TASK PROMPT> Count how many lines of the data include "внесении". The answer is that number and nothing else.

GIVEN RECORDS>
--
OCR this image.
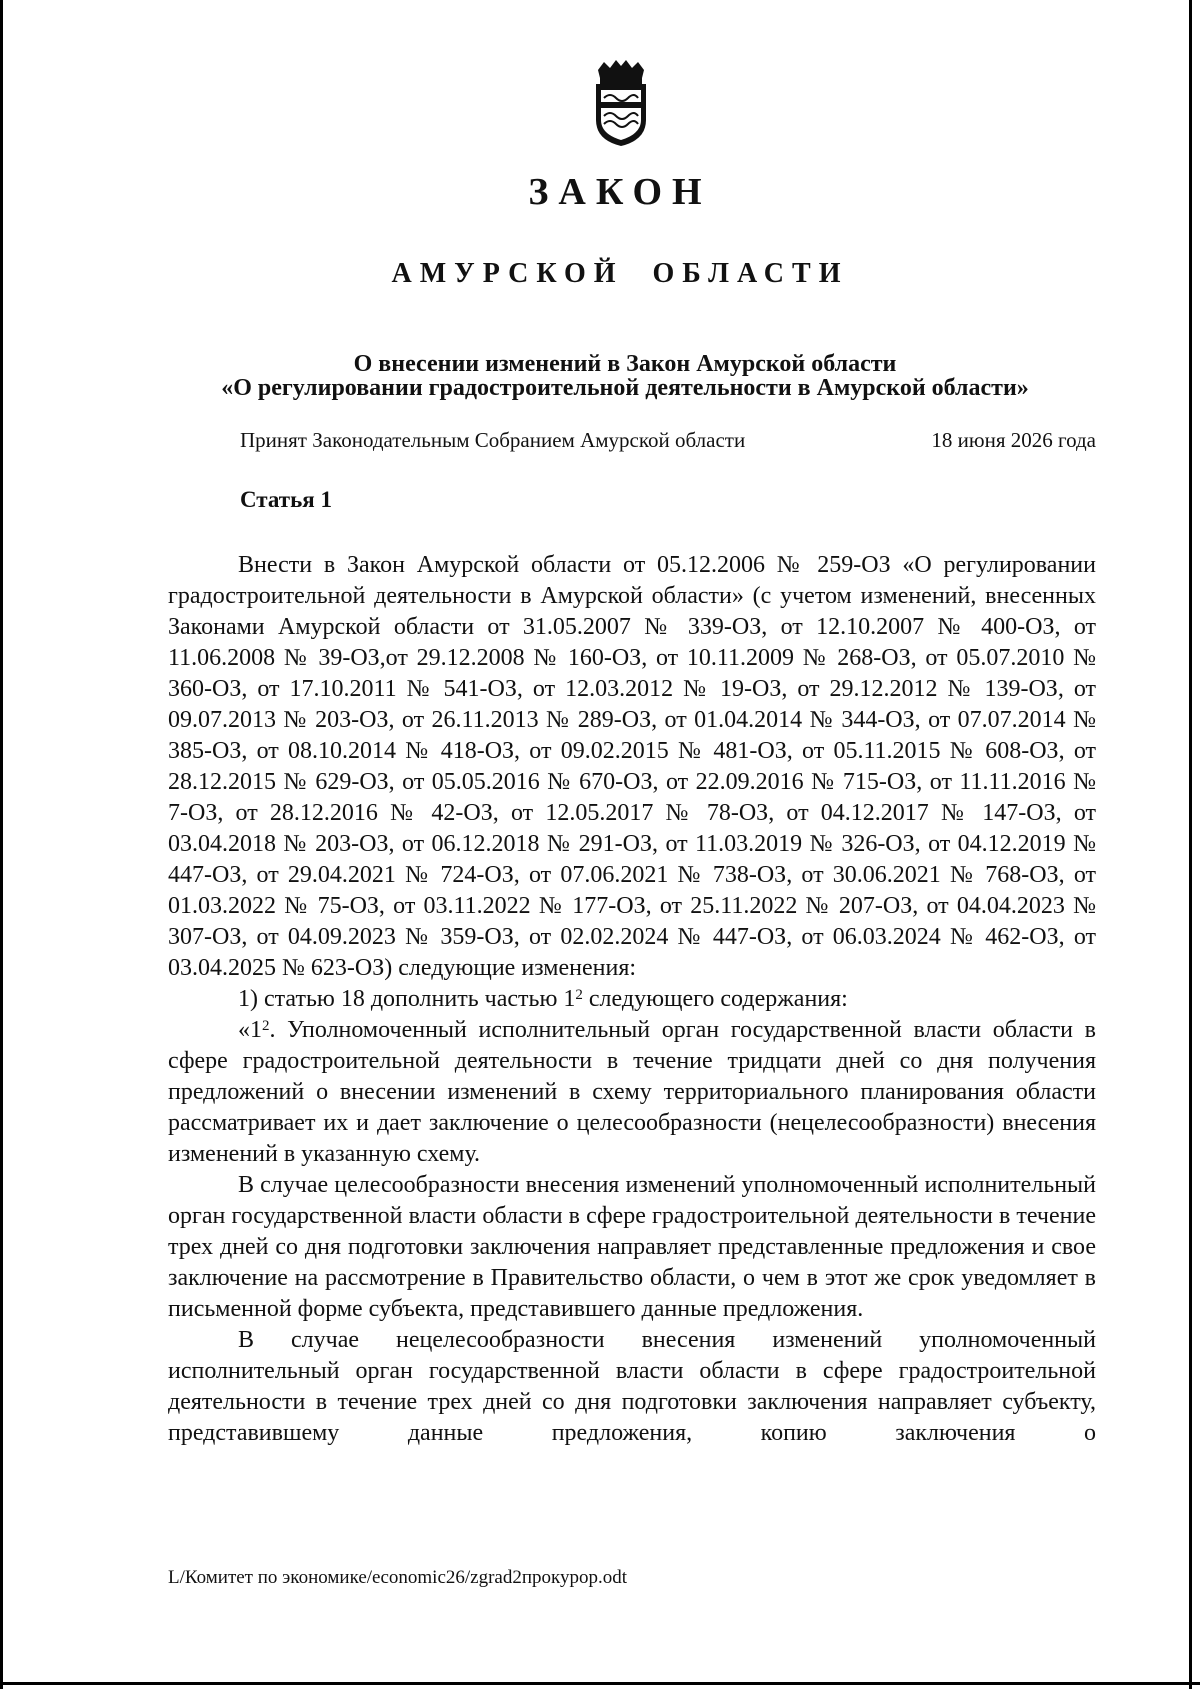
ЗАКОН
АМУРСКОЙ ОБЛАСТИ
О внесении изменений в Закон Амурской области
«О регулировании градостроительной деятельности в Амурской области»
Принят Законодательным Собранием Амурской области	18 июня 2026 года
Статья 1

Внести в Закон Амурской области от 05.12.2006 № 259-ОЗ «О регулировании градостроительной деятельности в Амурской области» (с учетом изменений, внесенных Законами Амурской области от 31.05.2007 № 339-ОЗ, от 12.10.2007 № 400-ОЗ, от 11.06.2008 № 39-ОЗ,от 29.12.2008 № 160-ОЗ, от 10.11.2009 № 268-ОЗ, от 05.07.2010 № 360-ОЗ, от 17.10.2011 № 541-ОЗ, от 12.03.2012 № 19-ОЗ, от 29.12.2012 № 139-ОЗ, от 09.07.2013 № 203-ОЗ, от 26.11.2013 № 289-ОЗ, от 01.04.2014 № 344-ОЗ, от 07.07.2014 № 385-ОЗ, от 08.10.2014 № 418-ОЗ, от 09.02.2015 № 481-ОЗ, от 05.11.2015 № 608-ОЗ, от 28.12.2015 № 629-ОЗ, от 05.05.2016 № 670-ОЗ, от 22.09.2016 № 715-ОЗ, от 11.11.2016 № 7-ОЗ, от 28.12.2016 № 42-ОЗ, от 12.05.2017 № 78-ОЗ, от 04.12.2017 № 147-ОЗ, от 03.04.2018 № 203-ОЗ, от 06.12.2018 № 291-ОЗ, от 11.03.2019 № 326-ОЗ, от 04.12.2019 № 447-ОЗ, от 29.04.2021 № 724-ОЗ, от 07.06.2021 № 738-ОЗ, от 30.06.2021 № 768-ОЗ, от 01.03.2022 № 75-ОЗ, от 03.11.2022 № 177-ОЗ, от 25.11.2022 № 207-ОЗ, от 04.04.2023 № 307-ОЗ, от 04.09.2023 № 359-ОЗ, от 02.02.2024 № 447-ОЗ, от 06.03.2024 № 462-ОЗ, от 03.04.2025 № 623-ОЗ) следующие изменения:

1) статью 18 дополнить частью $1^2$ следующего содержания:

«$1^2$. Уполномоченный исполнительный орган государственной власти области в сфере градостроительной деятельности в течение тридцати дней со дня получения предложений о внесении изменений в схему территориального планирования области рассматривает их и дает заключение о целесообразности (нецелесообразности) внесения изменений в указанную схему.

В случае целесообразности внесения изменений уполномоченный исполнительный орган государственной власти области в сфере градостроительной деятельности в течение трех дней со дня подготовки заключения направляет представленные предложения и свое заключение на рассмотрение в Правительство области, о чем в этот же срок уведомляет в письменной форме субъекта, представившего данные предложения.

В случае нецелесообразности внесения изменений уполномоченный исполнительный орган государственной власти области в сфере градостроительной деятельности в течение трех дней со дня подготовки заключения направляет субъекту, представившему данные предложения, копию заключения о

L/Комитет по экономике/economic26/zgrad2прокурор.odt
--
SOLUTION FOR THIS TASK> 2